*Work to be completed*
Reproduce all of the listing below without alteration.

[Records excerpted from a collection]

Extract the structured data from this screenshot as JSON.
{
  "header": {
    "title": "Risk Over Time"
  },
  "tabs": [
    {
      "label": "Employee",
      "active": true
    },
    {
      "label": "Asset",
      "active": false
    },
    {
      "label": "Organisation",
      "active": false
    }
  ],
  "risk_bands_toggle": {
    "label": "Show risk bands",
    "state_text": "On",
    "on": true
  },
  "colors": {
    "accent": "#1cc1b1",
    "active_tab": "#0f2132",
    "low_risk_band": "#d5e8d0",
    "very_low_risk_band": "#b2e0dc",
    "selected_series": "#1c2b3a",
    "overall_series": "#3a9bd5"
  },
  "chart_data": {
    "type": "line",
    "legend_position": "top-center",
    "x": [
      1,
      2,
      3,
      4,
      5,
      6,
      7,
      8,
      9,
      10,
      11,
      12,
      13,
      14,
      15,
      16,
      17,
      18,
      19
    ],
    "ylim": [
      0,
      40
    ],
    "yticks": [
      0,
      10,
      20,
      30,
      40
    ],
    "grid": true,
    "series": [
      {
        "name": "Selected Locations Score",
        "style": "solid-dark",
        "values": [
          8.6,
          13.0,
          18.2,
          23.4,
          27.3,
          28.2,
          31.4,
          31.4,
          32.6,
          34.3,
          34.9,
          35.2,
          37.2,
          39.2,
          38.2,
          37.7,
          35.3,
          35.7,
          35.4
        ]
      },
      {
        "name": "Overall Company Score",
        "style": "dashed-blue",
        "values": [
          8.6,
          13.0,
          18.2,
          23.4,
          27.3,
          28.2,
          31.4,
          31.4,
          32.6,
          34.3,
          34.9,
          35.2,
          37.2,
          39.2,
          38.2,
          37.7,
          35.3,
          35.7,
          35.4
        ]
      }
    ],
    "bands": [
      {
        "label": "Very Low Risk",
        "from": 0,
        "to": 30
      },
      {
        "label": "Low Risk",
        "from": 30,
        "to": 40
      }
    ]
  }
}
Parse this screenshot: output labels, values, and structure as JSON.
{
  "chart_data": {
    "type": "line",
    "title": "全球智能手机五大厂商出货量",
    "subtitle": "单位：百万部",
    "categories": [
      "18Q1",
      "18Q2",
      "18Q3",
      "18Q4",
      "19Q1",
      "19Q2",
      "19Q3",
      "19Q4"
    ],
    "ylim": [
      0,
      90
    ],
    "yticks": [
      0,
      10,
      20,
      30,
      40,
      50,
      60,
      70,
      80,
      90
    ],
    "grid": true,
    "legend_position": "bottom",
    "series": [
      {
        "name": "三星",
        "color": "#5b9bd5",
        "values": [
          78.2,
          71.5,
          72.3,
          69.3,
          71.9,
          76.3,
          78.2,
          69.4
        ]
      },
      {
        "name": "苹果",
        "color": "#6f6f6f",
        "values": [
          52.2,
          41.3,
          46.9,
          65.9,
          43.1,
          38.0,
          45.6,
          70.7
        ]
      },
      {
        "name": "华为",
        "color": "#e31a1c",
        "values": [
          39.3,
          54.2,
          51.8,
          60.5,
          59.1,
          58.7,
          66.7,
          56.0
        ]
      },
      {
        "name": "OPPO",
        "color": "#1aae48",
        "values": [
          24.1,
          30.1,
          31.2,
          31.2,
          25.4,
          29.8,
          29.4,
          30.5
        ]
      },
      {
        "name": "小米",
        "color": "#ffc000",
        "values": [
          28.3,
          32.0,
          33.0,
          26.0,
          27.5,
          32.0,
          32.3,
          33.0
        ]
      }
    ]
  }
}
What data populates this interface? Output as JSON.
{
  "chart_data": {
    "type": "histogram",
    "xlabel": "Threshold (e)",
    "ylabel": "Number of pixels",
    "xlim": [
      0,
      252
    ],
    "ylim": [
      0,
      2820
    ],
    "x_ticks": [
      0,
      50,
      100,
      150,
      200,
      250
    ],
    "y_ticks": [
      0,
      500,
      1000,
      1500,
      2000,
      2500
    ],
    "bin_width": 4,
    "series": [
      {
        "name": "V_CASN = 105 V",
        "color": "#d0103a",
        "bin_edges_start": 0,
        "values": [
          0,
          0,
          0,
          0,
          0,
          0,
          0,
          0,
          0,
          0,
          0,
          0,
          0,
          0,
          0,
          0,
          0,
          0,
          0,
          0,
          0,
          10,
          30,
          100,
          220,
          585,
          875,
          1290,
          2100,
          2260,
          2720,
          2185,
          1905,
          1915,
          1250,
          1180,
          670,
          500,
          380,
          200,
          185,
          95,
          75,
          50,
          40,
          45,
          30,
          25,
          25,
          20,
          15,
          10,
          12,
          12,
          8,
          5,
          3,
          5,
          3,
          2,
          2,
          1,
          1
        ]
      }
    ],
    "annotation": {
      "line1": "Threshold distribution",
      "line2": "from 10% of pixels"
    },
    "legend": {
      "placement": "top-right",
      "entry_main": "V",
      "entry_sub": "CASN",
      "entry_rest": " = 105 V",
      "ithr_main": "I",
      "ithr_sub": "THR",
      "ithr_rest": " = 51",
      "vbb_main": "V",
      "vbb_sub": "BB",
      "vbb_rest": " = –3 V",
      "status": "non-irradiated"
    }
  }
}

*Full solution*
Extract the structured data from this screenshot as JSON.
{
  "header": {
    "title": "Risk Over Time"
  },
  "tabs": [
    {
      "label": "Employee",
      "active": true
    },
    {
      "label": "Asset",
      "active": false
    },
    {
      "label": "Organisation",
      "active": false
    }
  ],
  "risk_bands_toggle": {
    "label": "Show risk bands",
    "state_text": "On",
    "on": true
  },
  "colors": {
    "accent": "#1cc1b1",
    "active_tab": "#0f2132",
    "low_risk_band": "#d5e8d0",
    "very_low_risk_band": "#b2e0dc",
    "selected_series": "#1c2b3a",
    "overall_series": "#3a9bd5"
  },
  "chart_data": {
    "type": "line",
    "legend_position": "top-center",
    "x": [
      1,
      2,
      3,
      4,
      5,
      6,
      7,
      8,
      9,
      10,
      11,
      12,
      13,
      14,
      15,
      16,
      17,
      18,
      19
    ],
    "ylim": [
      0,
      40
    ],
    "yticks": [
      0,
      10,
      20,
      30,
      40
    ],
    "grid": true,
    "series": [
      {
        "name": "Selected Locations Score",
        "style": "solid-dark",
        "values": [
          8.6,
          13.0,
          18.2,
          23.4,
          27.3,
          28.2,
          31.4,
          31.4,
          32.6,
          34.3,
          34.9,
          35.2,
          37.2,
          39.2,
          38.2,
          37.7,
          35.3,
          35.7,
          35.4
        ]
      },
      {
        "name": "Overall Company Score",
        "style": "dashed-blue",
        "values": [
          8.6,
          13.0,
          18.2,
          23.4,
          27.3,
          28.2,
          31.4,
          31.4,
          32.6,
          34.3,
          34.9,
          35.2,
          37.2,
          39.2,
          38.2,
          37.7,
          35.3,
          35.7,
          35.4
        ]
      }
    ],
    "bands": [
      {
        "label": "Very Low Risk",
        "from": 0,
        "to": 30
      },
      {
        "label": "Low Risk",
        "from": 30,
        "to": 40
      }
    ]
  }
}
Parse this screenshot: output labels, values, and structure as JSON.
{
  "chart_data": {
    "type": "line",
    "title": "全球智能手机五大厂商出货量",
    "subtitle": "单位：百万部",
    "categories": [
      "18Q1",
      "18Q2",
      "18Q3",
      "18Q4",
      "19Q1",
      "19Q2",
      "19Q3",
      "19Q4"
    ],
    "ylim": [
      0,
      90
    ],
    "yticks": [
      0,
      10,
      20,
      30,
      40,
      50,
      60,
      70,
      80,
      90
    ],
    "grid": true,
    "legend_position": "bottom",
    "series": [
      {
        "name": "三星",
        "color": "#5b9bd5",
        "values": [
          78.2,
          71.5,
          72.3,
          69.3,
          71.9,
          76.3,
          78.2,
          69.4
        ]
      },
      {
        "name": "苹果",
        "color": "#6f6f6f",
        "values": [
          52.2,
          41.3,
          46.9,
          65.9,
          43.1,
          38.0,
          45.6,
          70.7
        ]
      },
      {
        "name": "华为",
        "color": "#e31a1c",
        "values": [
          39.3,
          54.2,
          51.8,
          60.5,
          59.1,
          58.7,
          66.7,
          56.0
        ]
      },
      {
        "name": "OPPO",
        "color": "#1aae48",
        "values": [
          24.1,
          30.1,
          31.2,
          31.2,
          25.4,
          29.8,
          29.4,
          30.5
        ]
      },
      {
        "name": "小米",
        "color": "#ffc000",
        "values": [
          28.3,
          32.0,
          33.0,
          26.0,
          27.5,
          32.0,
          32.3,
          33.0
        ]
      }
    ]
  }
}
What data populates this interface? Output as JSON.
{
  "chart_data": {
    "type": "histogram",
    "xlabel": "Threshold (e)",
    "ylabel": "Number of pixels",
    "xlim": [
      0,
      252
    ],
    "ylim": [
      0,
      2820
    ],
    "x_ticks": [
      0,
      50,
      100,
      150,
      200,
      250
    ],
    "y_ticks": [
      0,
      500,
      1000,
      1500,
      2000,
      2500
    ],
    "bin_width": 4,
    "series": [
      {
        "name": "V_CASN = 105 V",
        "color": "#d0103a",
        "bin_edges_start": 0,
        "values": [
          0,
          0,
          0,
          0,
          0,
          0,
          0,
          0,
          0,
          0,
          0,
          0,
          0,
          0,
          0,
          0,
          0,
          0,
          0,
          0,
          0,
          10,
          30,
          100,
          220,
          585,
          875,
          1290,
          2100,
          2260,
          2720,
          2185,
          1905,
          1915,
          1250,
          1180,
          670,
          500,
          380,
          200,
          185,
          95,
          75,
          50,
          40,
          45,
          30,
          25,
          25,
          20,
          15,
          10,
          12,
          12,
          8,
          5,
          3,
          5,
          3,
          2,
          2,
          1,
          1
        ]
      }
    ],
    "annotation": {
      "line1": "Threshold distribution",
      "line2": "from 10% of pixels"
    },
    "legend": {
      "placement": "top-right",
      "entry_main": "V",
      "entry_sub": "CASN",
      "entry_rest": " = 105 V",
      "ithr_main": "I",
      "ithr_sub": "THR",
      "ithr_rest": " = 51",
      "vbb_main": "V",
      "vbb_sub": "BB",
      "vbb_rest": " = –3 V",
      "status": "non-irradiated"
    }
  }
}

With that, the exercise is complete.